What is expected: Every line below that contains "text" is to be copied.

Dataset entries:
•••••

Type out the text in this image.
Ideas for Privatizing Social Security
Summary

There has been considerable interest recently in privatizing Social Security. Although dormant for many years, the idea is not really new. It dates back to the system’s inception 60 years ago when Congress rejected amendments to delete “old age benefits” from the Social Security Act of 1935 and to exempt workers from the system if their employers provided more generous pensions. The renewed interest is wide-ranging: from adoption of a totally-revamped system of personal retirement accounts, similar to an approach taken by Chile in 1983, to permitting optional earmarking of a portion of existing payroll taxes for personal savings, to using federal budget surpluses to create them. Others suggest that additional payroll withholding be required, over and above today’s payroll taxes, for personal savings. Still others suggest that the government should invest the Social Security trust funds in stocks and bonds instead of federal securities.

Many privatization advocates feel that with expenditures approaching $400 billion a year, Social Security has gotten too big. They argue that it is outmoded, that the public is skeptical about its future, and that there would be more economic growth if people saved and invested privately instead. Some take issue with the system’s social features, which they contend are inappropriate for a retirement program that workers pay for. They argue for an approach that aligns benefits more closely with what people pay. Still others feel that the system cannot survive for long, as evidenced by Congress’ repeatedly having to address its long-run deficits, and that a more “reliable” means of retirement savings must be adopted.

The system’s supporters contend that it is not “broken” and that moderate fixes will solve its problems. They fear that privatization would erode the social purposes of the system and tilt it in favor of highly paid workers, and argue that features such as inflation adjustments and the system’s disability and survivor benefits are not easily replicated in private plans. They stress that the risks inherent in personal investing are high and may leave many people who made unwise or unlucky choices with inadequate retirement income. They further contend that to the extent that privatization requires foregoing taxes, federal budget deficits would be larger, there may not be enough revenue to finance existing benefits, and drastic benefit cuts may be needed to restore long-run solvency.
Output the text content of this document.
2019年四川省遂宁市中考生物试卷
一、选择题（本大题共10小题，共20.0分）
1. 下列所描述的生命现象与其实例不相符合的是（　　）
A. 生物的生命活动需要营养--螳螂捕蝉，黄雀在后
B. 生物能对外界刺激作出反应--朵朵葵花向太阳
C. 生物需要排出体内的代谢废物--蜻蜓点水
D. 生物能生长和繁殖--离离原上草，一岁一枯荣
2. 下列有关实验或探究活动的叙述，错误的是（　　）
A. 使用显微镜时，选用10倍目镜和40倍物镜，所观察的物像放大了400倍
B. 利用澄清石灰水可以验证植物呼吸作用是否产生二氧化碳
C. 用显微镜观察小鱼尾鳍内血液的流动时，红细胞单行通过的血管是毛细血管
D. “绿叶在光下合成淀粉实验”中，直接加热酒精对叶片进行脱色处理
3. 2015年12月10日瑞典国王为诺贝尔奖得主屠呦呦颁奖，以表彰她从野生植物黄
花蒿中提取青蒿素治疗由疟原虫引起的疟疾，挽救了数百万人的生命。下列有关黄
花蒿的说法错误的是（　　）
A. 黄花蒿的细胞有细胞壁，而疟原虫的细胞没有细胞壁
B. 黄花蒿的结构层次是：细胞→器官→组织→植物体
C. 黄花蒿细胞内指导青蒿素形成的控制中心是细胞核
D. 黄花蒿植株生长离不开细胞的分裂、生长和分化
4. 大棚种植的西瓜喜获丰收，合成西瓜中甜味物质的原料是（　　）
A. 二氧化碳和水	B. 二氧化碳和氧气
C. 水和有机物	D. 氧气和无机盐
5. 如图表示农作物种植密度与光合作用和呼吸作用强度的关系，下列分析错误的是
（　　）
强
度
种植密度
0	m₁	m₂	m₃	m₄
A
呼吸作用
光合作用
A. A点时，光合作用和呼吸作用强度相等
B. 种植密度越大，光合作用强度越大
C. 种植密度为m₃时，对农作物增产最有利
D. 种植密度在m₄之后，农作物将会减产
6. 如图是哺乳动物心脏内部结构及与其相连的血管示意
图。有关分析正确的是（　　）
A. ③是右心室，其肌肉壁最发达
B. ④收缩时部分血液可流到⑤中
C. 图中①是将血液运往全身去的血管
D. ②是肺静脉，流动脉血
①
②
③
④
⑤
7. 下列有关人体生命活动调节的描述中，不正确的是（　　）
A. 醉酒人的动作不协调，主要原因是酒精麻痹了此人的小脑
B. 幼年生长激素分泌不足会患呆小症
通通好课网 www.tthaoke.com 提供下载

•••••

Answer:
Type out the text in this image.
Output the text content of this document.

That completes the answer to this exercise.